#### WRITTEN TASK:
Reproduce the lines below from the one that contains "Parse this screenshot: output" through the end, inclusive, and add nothing.

#### RECORDS PROVIDED:
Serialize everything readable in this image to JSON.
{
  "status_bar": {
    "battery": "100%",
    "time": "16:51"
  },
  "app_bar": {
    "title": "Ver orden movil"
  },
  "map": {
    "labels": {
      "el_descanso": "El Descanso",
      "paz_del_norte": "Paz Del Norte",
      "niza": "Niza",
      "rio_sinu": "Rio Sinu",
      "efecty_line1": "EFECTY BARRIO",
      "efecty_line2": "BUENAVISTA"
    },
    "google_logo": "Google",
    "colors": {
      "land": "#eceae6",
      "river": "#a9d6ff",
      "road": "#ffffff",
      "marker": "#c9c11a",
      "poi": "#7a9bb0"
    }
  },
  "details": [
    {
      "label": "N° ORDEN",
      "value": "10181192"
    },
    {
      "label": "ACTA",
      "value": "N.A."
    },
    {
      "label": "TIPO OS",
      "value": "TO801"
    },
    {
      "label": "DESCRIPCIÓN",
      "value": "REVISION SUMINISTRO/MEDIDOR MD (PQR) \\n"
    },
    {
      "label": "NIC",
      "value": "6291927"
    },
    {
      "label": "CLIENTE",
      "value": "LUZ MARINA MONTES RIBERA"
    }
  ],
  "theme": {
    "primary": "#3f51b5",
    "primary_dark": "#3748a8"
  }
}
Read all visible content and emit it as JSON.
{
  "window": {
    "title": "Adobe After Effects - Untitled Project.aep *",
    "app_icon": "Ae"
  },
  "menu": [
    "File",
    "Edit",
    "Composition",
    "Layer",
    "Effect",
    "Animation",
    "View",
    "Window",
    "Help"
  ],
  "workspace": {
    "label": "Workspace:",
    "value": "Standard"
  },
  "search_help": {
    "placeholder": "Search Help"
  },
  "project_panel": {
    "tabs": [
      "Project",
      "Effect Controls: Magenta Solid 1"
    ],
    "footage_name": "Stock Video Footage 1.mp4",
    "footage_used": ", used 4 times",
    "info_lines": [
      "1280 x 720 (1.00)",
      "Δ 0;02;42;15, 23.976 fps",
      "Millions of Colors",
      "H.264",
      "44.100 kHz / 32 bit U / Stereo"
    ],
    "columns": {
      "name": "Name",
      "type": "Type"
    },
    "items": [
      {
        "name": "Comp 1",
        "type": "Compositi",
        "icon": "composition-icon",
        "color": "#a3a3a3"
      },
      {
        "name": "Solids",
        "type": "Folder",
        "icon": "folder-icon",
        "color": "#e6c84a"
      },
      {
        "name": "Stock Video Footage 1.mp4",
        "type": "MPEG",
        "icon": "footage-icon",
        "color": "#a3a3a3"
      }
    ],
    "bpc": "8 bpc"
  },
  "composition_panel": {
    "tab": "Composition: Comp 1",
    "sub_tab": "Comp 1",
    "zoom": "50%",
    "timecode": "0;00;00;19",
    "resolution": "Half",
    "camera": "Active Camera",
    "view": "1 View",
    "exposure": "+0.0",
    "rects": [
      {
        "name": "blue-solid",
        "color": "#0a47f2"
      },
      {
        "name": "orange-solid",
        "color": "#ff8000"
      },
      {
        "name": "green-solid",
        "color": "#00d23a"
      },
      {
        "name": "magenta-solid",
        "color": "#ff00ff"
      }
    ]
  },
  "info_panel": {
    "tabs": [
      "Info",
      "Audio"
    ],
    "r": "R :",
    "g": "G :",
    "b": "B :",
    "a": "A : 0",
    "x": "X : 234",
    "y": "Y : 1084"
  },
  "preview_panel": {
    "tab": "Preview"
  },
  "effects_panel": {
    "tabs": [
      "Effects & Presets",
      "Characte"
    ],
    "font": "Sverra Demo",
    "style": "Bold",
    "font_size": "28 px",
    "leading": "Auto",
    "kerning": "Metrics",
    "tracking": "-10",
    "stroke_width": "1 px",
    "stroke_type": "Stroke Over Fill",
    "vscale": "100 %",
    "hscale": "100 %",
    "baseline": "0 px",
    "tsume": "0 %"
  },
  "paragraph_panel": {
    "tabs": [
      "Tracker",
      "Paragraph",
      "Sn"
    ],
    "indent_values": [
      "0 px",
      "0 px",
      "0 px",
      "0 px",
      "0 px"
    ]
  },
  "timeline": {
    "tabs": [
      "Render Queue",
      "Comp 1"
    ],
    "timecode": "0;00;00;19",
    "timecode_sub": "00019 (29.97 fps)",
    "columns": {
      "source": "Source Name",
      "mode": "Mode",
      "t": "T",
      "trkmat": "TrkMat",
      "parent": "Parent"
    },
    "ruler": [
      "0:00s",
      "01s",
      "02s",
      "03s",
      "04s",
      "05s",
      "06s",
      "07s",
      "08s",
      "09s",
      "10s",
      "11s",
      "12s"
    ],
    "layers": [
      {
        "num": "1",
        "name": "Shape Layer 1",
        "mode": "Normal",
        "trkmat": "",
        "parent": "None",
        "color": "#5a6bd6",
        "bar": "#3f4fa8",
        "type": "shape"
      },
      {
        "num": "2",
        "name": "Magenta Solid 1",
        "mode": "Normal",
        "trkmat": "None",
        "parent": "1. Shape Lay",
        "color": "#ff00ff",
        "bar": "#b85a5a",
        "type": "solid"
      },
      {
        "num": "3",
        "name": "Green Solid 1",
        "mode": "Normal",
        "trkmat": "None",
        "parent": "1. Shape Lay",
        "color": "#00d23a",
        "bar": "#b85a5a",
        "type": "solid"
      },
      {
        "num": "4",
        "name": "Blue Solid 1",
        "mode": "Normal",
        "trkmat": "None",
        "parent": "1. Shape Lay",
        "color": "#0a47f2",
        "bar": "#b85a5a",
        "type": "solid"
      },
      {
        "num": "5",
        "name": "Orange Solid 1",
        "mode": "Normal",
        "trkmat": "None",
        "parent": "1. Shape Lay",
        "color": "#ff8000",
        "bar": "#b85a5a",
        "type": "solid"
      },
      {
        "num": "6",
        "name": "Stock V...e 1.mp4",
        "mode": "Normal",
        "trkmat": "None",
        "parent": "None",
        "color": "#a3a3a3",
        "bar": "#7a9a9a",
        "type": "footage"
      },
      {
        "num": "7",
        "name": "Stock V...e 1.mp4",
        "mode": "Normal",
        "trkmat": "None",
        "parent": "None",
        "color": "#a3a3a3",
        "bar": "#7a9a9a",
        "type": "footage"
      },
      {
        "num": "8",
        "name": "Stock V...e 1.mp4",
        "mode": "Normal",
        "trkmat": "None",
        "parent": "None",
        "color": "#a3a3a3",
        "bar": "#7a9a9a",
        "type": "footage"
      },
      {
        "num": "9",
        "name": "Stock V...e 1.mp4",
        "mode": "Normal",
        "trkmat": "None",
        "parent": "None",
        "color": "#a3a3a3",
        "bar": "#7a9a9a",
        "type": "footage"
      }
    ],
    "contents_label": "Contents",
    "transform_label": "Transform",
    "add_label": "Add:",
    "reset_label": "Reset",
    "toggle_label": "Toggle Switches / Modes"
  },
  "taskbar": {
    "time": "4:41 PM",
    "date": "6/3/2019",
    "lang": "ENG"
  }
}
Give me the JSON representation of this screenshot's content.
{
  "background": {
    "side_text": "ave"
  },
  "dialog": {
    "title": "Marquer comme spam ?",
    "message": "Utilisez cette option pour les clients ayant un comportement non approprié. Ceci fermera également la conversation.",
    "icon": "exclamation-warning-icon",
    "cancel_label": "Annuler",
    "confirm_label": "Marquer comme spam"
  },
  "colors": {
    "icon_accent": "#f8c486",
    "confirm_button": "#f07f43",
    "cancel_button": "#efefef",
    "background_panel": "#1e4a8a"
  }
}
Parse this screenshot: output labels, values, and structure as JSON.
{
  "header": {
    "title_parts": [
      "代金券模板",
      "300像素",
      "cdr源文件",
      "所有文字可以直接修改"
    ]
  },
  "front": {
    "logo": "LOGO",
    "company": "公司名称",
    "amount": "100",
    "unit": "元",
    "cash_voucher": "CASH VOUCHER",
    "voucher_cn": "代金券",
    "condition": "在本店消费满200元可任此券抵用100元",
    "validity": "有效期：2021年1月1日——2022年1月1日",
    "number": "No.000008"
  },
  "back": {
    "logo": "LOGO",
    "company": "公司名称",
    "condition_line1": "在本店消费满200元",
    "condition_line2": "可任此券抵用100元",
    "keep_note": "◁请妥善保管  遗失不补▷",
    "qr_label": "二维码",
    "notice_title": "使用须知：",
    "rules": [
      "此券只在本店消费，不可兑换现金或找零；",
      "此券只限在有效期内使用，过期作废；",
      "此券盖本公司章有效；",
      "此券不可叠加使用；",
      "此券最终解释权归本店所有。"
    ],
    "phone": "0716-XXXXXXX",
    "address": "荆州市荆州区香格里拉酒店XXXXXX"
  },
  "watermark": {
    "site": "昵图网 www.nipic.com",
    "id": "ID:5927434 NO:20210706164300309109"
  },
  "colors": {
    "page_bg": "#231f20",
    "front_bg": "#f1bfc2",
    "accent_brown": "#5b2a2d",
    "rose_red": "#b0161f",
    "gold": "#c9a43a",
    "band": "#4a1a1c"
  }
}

#### TASK SOLUTION:
Parse this screenshot: output labels, values, and structure as JSON.
{
  "header": {
    "title_parts": [
      "代金券模板",
      "300像素",
      "cdr源文件",
      "所有文字可以直接修改"
    ]
  },
  "front": {
    "logo": "LOGO",
    "company": "公司名称",
    "amount": "100",
    "unit": "元",
    "cash_voucher": "CASH VOUCHER",
    "voucher_cn": "代金券",
    "condition": "在本店消费满200元可任此券抵用100元",
    "validity": "有效期：2021年1月1日——2022年1月1日",
    "number": "No.000008"
  },
  "back": {
    "logo": "LOGO",
    "company": "公司名称",
    "condition_line1": "在本店消费满200元",
    "condition_line2": "可任此券抵用100元",
    "keep_note": "◁请妥善保管  遗失不补▷",
    "qr_label": "二维码",
    "notice_title": "使用须知：",
    "rules": [
      "此券只在本店消费，不可兑换现金或找零；",
      "此券只限在有效期内使用，过期作废；",
      "此券盖本公司章有效；",
      "此券不可叠加使用；",
      "此券最终解释权归本店所有。"
    ],
    "phone": "0716-XXXXXXX",
    "address": "荆州市荆州区香格里拉酒店XXXXXX"
  },
  "watermark": {
    "site": "昵图网 www.nipic.com",
    "id": "ID:5927434 NO:20210706164300309109"
  },
  "colors": {
    "page_bg": "#231f20",
    "front_bg": "#f1bfc2",
    "accent_brown": "#5b2a2d",
    "rose_red": "#b0161f",
    "gold": "#c9a43a",
    "band": "#4a1a1c"
  }
}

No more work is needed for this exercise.